SET TASK. Search the material for the word "sind" and copy each line that holds it.

○ ○ ○ ○ ○

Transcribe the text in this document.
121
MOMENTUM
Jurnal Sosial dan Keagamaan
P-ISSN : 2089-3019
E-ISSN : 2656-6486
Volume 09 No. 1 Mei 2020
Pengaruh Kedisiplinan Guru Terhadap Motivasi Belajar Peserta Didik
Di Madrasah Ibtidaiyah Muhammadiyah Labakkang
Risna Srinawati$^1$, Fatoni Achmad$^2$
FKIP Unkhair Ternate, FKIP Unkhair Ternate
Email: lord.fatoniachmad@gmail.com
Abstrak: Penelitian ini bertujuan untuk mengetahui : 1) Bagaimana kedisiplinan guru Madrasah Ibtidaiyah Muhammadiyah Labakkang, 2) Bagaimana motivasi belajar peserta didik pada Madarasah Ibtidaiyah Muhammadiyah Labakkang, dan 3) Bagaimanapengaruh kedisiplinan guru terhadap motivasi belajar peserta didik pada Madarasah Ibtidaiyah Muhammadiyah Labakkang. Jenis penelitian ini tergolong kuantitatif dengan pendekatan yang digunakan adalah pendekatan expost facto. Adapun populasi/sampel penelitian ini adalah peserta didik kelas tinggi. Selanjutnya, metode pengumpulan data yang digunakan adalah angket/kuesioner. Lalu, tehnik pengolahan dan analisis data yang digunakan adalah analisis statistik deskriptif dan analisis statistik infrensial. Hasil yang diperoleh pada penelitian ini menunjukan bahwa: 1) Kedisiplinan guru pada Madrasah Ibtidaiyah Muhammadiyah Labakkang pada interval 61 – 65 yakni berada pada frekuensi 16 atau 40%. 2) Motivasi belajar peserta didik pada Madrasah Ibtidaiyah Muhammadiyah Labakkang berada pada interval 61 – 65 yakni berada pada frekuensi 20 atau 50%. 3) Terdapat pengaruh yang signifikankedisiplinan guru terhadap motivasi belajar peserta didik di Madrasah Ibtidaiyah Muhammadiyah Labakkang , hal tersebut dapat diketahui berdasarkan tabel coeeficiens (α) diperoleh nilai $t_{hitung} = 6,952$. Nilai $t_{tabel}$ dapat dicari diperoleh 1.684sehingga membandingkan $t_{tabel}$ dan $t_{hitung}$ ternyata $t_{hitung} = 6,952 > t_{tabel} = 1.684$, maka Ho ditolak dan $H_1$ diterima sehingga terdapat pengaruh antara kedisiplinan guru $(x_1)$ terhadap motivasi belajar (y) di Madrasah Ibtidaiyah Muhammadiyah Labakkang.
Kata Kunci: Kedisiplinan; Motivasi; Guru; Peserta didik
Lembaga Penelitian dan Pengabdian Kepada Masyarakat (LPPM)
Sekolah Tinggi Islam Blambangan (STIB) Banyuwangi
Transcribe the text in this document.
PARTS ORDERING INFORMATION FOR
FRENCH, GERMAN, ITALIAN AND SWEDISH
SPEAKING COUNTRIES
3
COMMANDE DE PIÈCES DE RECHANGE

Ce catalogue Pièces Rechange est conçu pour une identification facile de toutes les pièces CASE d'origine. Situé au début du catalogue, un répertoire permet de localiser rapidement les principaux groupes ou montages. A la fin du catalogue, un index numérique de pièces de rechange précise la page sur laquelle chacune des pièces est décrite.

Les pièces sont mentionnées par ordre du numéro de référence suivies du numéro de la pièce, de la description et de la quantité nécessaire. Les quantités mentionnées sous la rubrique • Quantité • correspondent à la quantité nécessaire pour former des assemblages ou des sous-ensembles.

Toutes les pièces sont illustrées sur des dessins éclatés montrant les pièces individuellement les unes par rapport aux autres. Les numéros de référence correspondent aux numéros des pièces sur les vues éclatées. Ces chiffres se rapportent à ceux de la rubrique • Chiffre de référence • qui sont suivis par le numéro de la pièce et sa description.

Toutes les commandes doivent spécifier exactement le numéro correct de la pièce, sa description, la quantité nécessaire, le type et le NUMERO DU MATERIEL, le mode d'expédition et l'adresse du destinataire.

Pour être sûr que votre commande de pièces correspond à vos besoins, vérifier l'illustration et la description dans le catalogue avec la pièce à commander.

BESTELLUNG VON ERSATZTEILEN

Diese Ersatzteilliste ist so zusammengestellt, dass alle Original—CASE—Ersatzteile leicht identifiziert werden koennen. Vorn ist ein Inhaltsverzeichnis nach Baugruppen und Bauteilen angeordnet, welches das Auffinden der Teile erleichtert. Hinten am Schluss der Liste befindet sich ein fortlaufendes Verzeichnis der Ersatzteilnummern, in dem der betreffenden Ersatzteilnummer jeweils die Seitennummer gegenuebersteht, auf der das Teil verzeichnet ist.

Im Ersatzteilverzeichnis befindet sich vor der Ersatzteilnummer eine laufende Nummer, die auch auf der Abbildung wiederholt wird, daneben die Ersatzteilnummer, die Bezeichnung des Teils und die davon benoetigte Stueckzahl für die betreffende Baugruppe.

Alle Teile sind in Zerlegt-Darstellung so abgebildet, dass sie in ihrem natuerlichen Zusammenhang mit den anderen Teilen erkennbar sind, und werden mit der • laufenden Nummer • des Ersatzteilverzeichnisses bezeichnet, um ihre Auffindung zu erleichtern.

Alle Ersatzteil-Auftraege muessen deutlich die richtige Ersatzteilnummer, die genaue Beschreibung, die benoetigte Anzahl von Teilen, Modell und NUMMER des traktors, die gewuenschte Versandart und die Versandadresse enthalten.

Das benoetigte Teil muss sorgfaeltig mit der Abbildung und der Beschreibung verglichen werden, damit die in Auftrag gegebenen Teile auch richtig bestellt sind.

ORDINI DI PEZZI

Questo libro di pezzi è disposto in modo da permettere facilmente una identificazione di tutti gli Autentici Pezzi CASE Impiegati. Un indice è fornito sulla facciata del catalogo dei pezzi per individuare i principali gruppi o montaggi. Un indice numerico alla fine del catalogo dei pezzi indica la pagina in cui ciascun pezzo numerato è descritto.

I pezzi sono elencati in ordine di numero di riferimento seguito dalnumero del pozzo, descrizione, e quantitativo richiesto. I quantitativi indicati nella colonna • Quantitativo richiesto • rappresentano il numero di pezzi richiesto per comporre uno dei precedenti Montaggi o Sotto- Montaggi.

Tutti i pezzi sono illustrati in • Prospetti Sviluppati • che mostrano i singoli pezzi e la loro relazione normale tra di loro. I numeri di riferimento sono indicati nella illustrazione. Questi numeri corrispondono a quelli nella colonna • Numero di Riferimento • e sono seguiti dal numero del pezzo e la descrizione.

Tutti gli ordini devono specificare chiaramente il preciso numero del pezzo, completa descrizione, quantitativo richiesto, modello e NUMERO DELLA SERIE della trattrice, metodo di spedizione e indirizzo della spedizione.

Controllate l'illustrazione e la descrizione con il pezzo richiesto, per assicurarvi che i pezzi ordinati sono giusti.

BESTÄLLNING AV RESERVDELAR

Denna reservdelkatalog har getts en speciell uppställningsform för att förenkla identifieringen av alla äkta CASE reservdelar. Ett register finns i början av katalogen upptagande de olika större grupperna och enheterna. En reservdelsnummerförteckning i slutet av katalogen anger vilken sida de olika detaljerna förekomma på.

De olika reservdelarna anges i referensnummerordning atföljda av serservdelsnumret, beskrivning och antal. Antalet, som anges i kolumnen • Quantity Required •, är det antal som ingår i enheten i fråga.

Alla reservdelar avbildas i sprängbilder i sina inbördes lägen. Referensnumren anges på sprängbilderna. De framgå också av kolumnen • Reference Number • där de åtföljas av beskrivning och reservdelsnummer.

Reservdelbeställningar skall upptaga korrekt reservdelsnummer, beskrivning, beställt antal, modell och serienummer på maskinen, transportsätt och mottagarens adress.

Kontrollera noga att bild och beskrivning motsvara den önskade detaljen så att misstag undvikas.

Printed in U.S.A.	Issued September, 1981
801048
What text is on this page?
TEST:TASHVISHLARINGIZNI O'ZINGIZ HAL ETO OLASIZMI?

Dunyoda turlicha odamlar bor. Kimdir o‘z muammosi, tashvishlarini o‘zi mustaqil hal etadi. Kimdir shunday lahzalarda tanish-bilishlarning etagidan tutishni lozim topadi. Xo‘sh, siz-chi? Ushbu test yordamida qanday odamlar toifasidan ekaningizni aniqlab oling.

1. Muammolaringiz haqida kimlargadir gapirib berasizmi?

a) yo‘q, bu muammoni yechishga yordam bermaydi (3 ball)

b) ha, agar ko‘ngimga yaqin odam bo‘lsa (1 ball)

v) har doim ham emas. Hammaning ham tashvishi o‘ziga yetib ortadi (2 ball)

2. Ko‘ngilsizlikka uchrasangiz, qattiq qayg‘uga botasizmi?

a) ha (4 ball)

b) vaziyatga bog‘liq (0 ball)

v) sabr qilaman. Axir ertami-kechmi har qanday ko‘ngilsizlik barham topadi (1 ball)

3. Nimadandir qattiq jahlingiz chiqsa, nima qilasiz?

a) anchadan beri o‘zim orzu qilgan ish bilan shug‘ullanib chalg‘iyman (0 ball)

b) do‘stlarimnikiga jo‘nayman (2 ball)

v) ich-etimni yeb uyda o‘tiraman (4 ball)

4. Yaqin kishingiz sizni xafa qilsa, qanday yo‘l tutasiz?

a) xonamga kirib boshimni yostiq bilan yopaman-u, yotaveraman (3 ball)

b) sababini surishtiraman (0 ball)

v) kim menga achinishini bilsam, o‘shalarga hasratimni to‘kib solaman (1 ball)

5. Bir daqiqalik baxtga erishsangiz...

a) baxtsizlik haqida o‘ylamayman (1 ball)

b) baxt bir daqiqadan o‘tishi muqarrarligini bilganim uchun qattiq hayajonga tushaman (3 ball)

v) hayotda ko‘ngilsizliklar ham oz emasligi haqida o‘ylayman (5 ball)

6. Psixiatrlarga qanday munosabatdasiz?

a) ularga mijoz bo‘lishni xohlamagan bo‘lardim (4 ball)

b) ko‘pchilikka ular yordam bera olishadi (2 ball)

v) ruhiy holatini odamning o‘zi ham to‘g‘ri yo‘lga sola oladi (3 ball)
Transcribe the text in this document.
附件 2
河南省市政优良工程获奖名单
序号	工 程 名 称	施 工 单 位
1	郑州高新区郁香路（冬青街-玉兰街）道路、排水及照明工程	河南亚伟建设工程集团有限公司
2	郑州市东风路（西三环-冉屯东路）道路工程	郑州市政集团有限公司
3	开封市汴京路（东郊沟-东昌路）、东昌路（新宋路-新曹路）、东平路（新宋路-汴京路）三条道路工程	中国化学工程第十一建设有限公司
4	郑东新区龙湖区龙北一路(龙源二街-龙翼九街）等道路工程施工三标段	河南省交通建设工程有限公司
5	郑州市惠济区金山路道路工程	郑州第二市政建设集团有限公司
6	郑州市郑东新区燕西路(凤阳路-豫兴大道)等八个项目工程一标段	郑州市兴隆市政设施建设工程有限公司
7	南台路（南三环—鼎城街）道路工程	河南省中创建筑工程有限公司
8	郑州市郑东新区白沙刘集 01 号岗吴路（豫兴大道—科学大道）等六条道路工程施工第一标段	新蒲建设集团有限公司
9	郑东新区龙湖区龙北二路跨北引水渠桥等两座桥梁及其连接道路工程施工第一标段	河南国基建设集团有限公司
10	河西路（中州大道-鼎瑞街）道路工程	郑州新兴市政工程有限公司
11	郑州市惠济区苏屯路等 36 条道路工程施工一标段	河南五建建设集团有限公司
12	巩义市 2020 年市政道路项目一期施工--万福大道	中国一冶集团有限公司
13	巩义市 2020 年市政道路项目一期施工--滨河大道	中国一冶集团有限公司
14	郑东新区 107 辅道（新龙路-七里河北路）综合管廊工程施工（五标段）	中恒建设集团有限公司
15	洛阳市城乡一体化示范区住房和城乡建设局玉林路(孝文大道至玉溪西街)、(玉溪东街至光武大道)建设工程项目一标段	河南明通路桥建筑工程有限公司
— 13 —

○ ○ ○ ○ ○

FULL ANSWER.
Alle Teile sind in Zerlegt-Darstellung so abgebildet, dass sie in ihrem natuerlichen Zusammenhang mit den anderen Teilen erkennbar sind, und werden mit der • laufenden Nummer • des Ersatzteilverzeichnisses bezeichnet, um ihre Auffindung zu erleichtern.
Das benoetigte Teil muss sorgfaeltig mit der Abbildung und der Beschreibung verglichen werden, damit die in Auftrag gegebenen Teile auch richtig bestellt sind.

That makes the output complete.